**Stated problem**
Below are some entries; can you quote all of them exactly?

**Available data**
========================
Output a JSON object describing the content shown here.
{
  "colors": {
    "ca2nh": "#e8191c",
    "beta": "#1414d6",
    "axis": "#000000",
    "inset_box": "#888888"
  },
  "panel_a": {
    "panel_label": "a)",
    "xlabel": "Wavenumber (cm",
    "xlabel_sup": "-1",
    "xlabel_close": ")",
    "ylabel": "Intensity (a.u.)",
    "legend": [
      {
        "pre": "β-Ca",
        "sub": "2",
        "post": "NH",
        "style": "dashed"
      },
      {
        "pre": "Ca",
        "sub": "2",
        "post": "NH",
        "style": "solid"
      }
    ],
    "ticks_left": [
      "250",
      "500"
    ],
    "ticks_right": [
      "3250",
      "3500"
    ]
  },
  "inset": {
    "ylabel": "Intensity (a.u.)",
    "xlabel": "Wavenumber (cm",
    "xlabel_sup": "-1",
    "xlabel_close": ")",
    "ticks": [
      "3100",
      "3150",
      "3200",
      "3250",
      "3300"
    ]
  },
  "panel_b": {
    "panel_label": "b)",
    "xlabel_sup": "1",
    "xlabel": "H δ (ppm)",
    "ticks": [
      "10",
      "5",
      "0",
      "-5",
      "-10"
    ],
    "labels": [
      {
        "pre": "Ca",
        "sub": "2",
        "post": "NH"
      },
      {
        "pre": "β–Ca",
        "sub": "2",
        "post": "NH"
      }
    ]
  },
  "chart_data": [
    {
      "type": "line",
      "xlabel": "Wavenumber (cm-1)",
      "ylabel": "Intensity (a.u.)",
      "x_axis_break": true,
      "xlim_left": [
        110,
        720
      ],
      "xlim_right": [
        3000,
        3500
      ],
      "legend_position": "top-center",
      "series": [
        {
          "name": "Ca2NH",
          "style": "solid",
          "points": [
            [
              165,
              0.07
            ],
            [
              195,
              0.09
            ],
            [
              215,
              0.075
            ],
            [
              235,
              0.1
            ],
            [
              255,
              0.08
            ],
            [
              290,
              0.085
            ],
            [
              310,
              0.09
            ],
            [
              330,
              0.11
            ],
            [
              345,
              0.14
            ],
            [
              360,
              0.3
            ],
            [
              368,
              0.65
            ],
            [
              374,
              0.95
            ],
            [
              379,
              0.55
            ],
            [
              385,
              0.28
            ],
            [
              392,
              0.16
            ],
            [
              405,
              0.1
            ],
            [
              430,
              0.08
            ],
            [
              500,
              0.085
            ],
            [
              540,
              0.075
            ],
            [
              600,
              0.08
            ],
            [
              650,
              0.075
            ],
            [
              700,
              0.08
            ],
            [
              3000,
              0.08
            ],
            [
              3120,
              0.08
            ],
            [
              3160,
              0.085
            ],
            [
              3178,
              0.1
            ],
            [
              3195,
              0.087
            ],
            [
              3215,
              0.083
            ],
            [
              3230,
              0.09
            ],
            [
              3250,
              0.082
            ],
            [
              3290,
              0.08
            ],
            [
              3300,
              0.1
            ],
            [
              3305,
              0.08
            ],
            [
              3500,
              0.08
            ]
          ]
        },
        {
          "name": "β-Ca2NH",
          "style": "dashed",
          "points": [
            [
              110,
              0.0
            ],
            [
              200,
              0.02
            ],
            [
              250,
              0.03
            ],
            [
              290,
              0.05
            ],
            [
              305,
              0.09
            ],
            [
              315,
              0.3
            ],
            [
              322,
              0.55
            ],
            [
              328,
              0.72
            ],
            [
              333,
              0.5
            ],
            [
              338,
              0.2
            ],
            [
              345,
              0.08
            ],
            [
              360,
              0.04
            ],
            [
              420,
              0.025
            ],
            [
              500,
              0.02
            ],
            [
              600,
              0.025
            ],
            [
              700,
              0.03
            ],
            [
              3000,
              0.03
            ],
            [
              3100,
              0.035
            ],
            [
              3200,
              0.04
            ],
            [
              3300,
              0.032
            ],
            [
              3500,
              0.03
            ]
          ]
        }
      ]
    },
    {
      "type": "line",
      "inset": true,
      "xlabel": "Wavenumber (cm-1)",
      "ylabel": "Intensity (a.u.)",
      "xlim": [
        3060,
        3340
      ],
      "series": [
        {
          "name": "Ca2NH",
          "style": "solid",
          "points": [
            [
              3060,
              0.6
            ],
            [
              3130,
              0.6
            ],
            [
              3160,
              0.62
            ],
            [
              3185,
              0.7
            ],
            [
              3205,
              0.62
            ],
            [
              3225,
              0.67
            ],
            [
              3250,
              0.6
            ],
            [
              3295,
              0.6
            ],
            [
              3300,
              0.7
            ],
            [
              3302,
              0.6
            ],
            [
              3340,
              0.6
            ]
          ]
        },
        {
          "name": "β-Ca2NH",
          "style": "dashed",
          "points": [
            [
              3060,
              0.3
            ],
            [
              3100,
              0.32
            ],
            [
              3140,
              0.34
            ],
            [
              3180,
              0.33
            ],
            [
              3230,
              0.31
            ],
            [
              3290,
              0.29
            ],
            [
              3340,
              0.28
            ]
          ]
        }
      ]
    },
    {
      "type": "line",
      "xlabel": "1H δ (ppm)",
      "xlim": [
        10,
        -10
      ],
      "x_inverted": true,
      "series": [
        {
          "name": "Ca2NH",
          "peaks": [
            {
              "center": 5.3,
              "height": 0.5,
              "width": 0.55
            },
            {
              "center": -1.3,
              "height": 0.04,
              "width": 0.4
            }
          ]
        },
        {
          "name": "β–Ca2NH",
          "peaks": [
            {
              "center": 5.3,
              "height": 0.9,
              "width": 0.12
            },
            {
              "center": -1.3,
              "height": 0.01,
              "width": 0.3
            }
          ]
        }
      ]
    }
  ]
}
========================
**The reply**
Output a JSON object describing the content shown here.
{
  "colors": {
    "ca2nh": "#e8191c",
    "beta": "#1414d6",
    "axis": "#000000",
    "inset_box": "#888888"
  },
  "panel_a": {
    "panel_label": "a)",
    "xlabel": "Wavenumber (cm",
    "xlabel_sup": "-1",
    "xlabel_close": ")",
    "ylabel": "Intensity (a.u.)",
    "legend": [
      {
        "pre": "β-Ca",
        "sub": "2",
        "post": "NH",
        "style": "dashed"
      },
      {
        "pre": "Ca",
        "sub": "2",
        "post": "NH",
        "style": "solid"
      }
    ],
    "ticks_left": [
      "250",
      "500"
    ],
    "ticks_right": [
      "3250",
      "3500"
    ]
  },
  "inset": {
    "ylabel": "Intensity (a.u.)",
    "xlabel": "Wavenumber (cm",
    "xlabel_sup": "-1",
    "xlabel_close": ")",
    "ticks": [
      "3100",
      "3150",
      "3200",
      "3250",
      "3300"
    ]
  },
  "panel_b": {
    "panel_label": "b)",
    "xlabel_sup": "1",
    "xlabel": "H δ (ppm)",
    "ticks": [
      "10",
      "5",
      "0",
      "-5",
      "-10"
    ],
    "labels": [
      {
        "pre": "Ca",
        "sub": "2",
        "post": "NH"
      },
      {
        "pre": "β–Ca",
        "sub": "2",
        "post": "NH"
      }
    ]
  },
  "chart_data": [
    {
      "type": "line",
      "xlabel": "Wavenumber (cm-1)",
      "ylabel": "Intensity (a.u.)",
      "x_axis_break": true,
      "xlim_left": [
        110,
        720
      ],
      "xlim_right": [
        3000,
        3500
      ],
      "legend_position": "top-center",
      "series": [
        {
          "name": "Ca2NH",
          "style": "solid",
          "points": [
            [
              165,
              0.07
            ],
            [
              195,
              0.09
            ],
            [
              215,
              0.075
            ],
            [
              235,
              0.1
            ],
            [
              255,
              0.08
            ],
            [
              290,
              0.085
            ],
            [
              310,
              0.09
            ],
            [
              330,
              0.11
            ],
            [
              345,
              0.14
            ],
            [
              360,
              0.3
            ],
            [
              368,
              0.65
            ],
            [
              374,
              0.95
            ],
            [
              379,
              0.55
            ],
            [
              385,
              0.28
            ],
            [
              392,
              0.16
            ],
            [
              405,
              0.1
            ],
            [
              430,
              0.08
            ],
            [
              500,
              0.085
            ],
            [
              540,
              0.075
            ],
            [
              600,
              0.08
            ],
            [
              650,
              0.075
            ],
            [
              700,
              0.08
            ],
            [
              3000,
              0.08
            ],
            [
              3120,
              0.08
            ],
            [
              3160,
              0.085
            ],
            [
              3178,
              0.1
            ],
            [
              3195,
              0.087
            ],
            [
              3215,
              0.083
            ],
            [
              3230,
              0.09
            ],
            [
              3250,
              0.082
            ],
            [
              3290,
              0.08
            ],
            [
              3300,
              0.1
            ],
            [
              3305,
              0.08
            ],
            [
              3500,
              0.08
            ]
          ]
        },
        {
          "name": "β-Ca2NH",
          "style": "dashed",
          "points": [
            [
              110,
              0.0
            ],
            [
              200,
              0.02
            ],
            [
              250,
              0.03
            ],
            [
              290,
              0.05
            ],
            [
              305,
              0.09
            ],
            [
              315,
              0.3
            ],
            [
              322,
              0.55
            ],
            [
              328,
              0.72
            ],
            [
              333,
              0.5
            ],
            [
              338,
              0.2
            ],
            [
              345,
              0.08
            ],
            [
              360,
              0.04
            ],
            [
              420,
              0.025
            ],
            [
              500,
              0.02
            ],
            [
              600,
              0.025
            ],
            [
              700,
              0.03
            ],
            [
              3000,
              0.03
            ],
            [
              3100,
              0.035
            ],
            [
              3200,
              0.04
            ],
            [
              3300,
              0.032
            ],
            [
              3500,
              0.03
            ]
          ]
        }
      ]
    },
    {
      "type": "line",
      "inset": true,
      "xlabel": "Wavenumber (cm-1)",
      "ylabel": "Intensity (a.u.)",
      "xlim": [
        3060,
        3340
      ],
      "series": [
        {
          "name": "Ca2NH",
          "style": "solid",
          "points": [
            [
              3060,
              0.6
            ],
            [
              3130,
              0.6
            ],
            [
              3160,
              0.62
            ],
            [
              3185,
              0.7
            ],
            [
              3205,
              0.62
            ],
            [
              3225,
              0.67
            ],
            [
              3250,
              0.6
            ],
            [
              3295,
              0.6
            ],
            [
              3300,
              0.7
            ],
            [
              3302,
              0.6
            ],
            [
              3340,
              0.6
            ]
          ]
        },
        {
          "name": "β-Ca2NH",
          "style": "dashed",
          "points": [
            [
              3060,
              0.3
            ],
            [
              3100,
              0.32
            ],
            [
              3140,
              0.34
            ],
            [
              3180,
              0.33
            ],
            [
              3230,
              0.31
            ],
            [
              3290,
              0.29
            ],
            [
              3340,
              0.28
            ]
          ]
        }
      ]
    },
    {
      "type": "line",
      "xlabel": "1H δ (ppm)",
      "xlim": [
        10,
        -10
      ],
      "x_inverted": true,
      "series": [
        {
          "name": "Ca2NH",
          "peaks": [
            {
              "center": 5.3,
              "height": 0.5,
              "width": 0.55
            },
            {
              "center": -1.3,
              "height": 0.04,
              "width": 0.4
            }
          ]
        },
        {
          "name": "β–Ca2NH",
          "peaks": [
            {
              "center": 5.3,
              "height": 0.9,
              "width": 0.12
            },
            {
              "center": -1.3,
              "height": 0.01,
              "width": 0.3
            }
          ]
        }
      ]
    }
  ]
}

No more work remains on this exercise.